### BRIEF
Please pick up the protest decision on the VA's rejection of CEI's offer and continue it from its last sentence. The data after it is separate from that decision.

### DOCUMENT SEGMENT
---

SBA Submission in Singleton II, Apr. 11, 2008, at 4. In view of the SBA's submissions, we stated in our protest decision that the SBA concurred with the VA's position that the "rejection of [Singleton's] bid was mandated by the SBA's decision." Singleton Enters.--GMT Mech., A Joint Venture, B-311343, supra, at 2. We also concluded that "[b]ecause the SBA's February 20 determination that Singleton-GMT JV was not an SDVOSBC has remained in force and effect, the VA properly rejected Singleton-GMT JV's bid." Id. at 3.

DISCUSSION

In the instant protest, the VA and the intervenor argue that the agency's actions here were fully in accord with the SBA's February 1 decision decertifying CEI, and our Office's decisions in Singleton I and Singleton II, which required the VA to reject CEI's offer once the VA learned of the SBA's February 1 decision decertifying CEI. They argue that, unlike in Singleton I, the contracting officer in this procurement did not make a determination on CEI's SDVOSBC status, but rather, as in Singleton II, merely followed an existing SBA determination of CEI's SDVOSBC status that was in effect at the time the agency intended to make award. Thus, the VA and the intervenor conclude that the VA did not reject CEI's offer on the basis of any VA determination, but on the basis of a standing SBA decision that CEI was "ineligible to bid on or receive any future SDVOSBC contracts." SBA Decision, Feb. 1, 2010, at 1.

In our view, this interpretation of the facts and relevant regulations and decisions is consistent with the SBA's position in the Singleton II protest. Specifically, we think the result in Singleton II supports the VA's conclusion that once the SBA determines that an offeror does not qualify as an SDVOSBC, the applicable regulations (13 C.F.R. sections 125.27 and 125.28) bar that offeror from being considered on any other SDVOSBC procurement until the determination is overturned on appeal to OHA, or the SBA grants prospective recertification pursuant to 13 C.F.R sect. 125.27.

---

### SUPPLIED ENTRIES
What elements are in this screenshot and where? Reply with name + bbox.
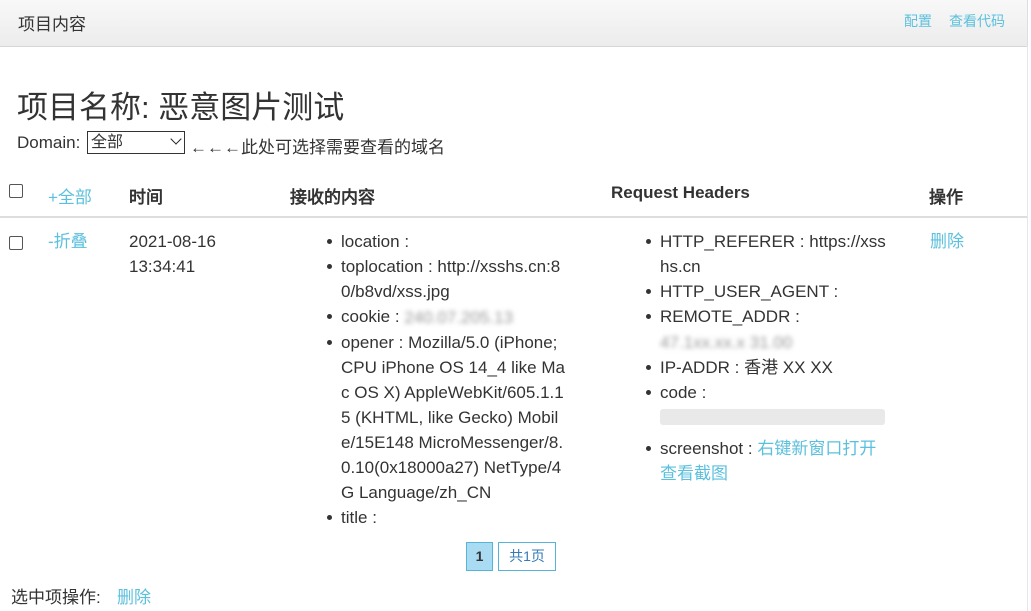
table-header-divider <box>0 216 1027 218</box>
received-content: location : toplocation : http://xsshs.cn… <box>327 229 566 530</box>
list-item: HTTP_REFERER : https://xsshs.cn <box>646 229 888 279</box>
list-item: screenshot : 右键新窗口打开查看截图 <box>646 436 888 486</box>
domain-select[interactable]: 全部 <box>87 131 185 154</box>
navbar-brand[interactable]: 项目内容 <box>18 10 86 35</box>
content-right-border <box>1027 46 1028 611</box>
list-item: code : <box>646 380 888 432</box>
header-request-headers: Request Headers <box>611 183 750 202</box>
select-all-checkbox[interactable] <box>9 184 23 198</box>
chevron-down-icon <box>170 133 182 145</box>
request-headers-cell: HTTP_REFERER : https://xsshs.cn HTTP_USE… <box>646 229 888 486</box>
page-1-button[interactable]: 1 <box>466 542 493 571</box>
header-content: 接收的内容 <box>290 188 375 207</box>
content-list: location : toplocation : http://xsshs.cn… <box>327 229 566 530</box>
view-code-link[interactable]: 查看代码 <box>949 11 1005 31</box>
remote-addr-redacted: 47.1xx.xx.x 31.00 <box>660 333 793 353</box>
domain-select-value: 全部 <box>91 134 124 151</box>
list-item: cookie : 240.07.205.13 <box>327 304 566 330</box>
page-title: 项目名称: 恶意图片测试 <box>17 90 345 125</box>
list-item: location : <box>327 229 566 254</box>
row-date: 2021-08-16 <box>129 232 216 251</box>
row-delete-link[interactable]: 删除 <box>930 229 964 254</box>
domain-hint: ←←←此处可选择需要查看的域名 <box>190 138 445 157</box>
top-navbar: 项目内容 配置 查看代码 <box>0 0 1028 47</box>
header-time: 时间 <box>129 188 163 207</box>
list-item: opener : Mozilla/5.0 (iPhone; CPU iPhone… <box>327 330 566 505</box>
list-item: HTTP_USER_AGENT : <box>646 279 888 304</box>
row-clock: 13:34:41 <box>129 257 196 276</box>
expand-all-link[interactable]: +全部 <box>48 183 92 208</box>
list-item: toplocation : http://xsshs.cn:80/b8vd/xs… <box>327 254 566 304</box>
list-item: REMOTE_ADDR : 47.1xx.xx.x 31.00 <box>646 304 888 355</box>
headers-list: HTTP_REFERER : https://xsshs.cn HTTP_USE… <box>646 229 888 486</box>
page-total-button[interactable]: 共1页 <box>498 542 556 571</box>
code-value-redacted <box>660 409 885 426</box>
collapse-link[interactable]: -折叠 <box>48 229 88 254</box>
config-link[interactable]: 配置 <box>904 11 932 31</box>
list-item: title : <box>327 505 566 530</box>
row-checkbox[interactable] <box>9 236 23 250</box>
header-actions: 操作 <box>929 188 963 207</box>
row-time: 2021-08-16 13:34:41 <box>129 229 216 279</box>
list-item: IP-ADDR : 香港 XX XX <box>646 355 888 380</box>
cookie-value-redacted: 240.07.205.13 <box>404 308 514 328</box>
bulk-action-label: 选中项操作: <box>11 588 101 607</box>
bulk-delete-link[interactable]: 删除 <box>117 583 151 608</box>
domain-label: Domain: <box>17 133 81 152</box>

---

### RESPONSE TO THE TASK
We solicited the views of the SBA in reference to CEI's protest. In contrast to the SBA's previous advice on this issue, the SBA now contends that the VA should have considered CEI's offer and, if CEI were the apparently successful offeror, referred the matter of CEI's SDVOSBC status to the SBA for decision as an SDVOSBC status protest. Regarding the Singleton II decision, the SBA stated that although in that case it "acquiesced to a procuring agency's rejection of an offer based on a negative SDVO eligibility determination rendered in connection with an SDVO representation made on a prior procurement," in Singleton II "there was no reason to believe that the protester might have been eligible in connection with the procurement in question despite having been found to be ineligible in connection with the prior procurement." SBA Opinion, Apr. 23, 2010, at 3. In addition the SBA now maintains that the contracting officer in Singleton II should have referred the question of Singleton's status to the SBA. The SBA also explains that, because there was no reason to believe that Singleton was an eligible SDVOSBC in that case, the failure to refer to SBA was a "harmless error." SBA Submission, May 7, 2010, at 3.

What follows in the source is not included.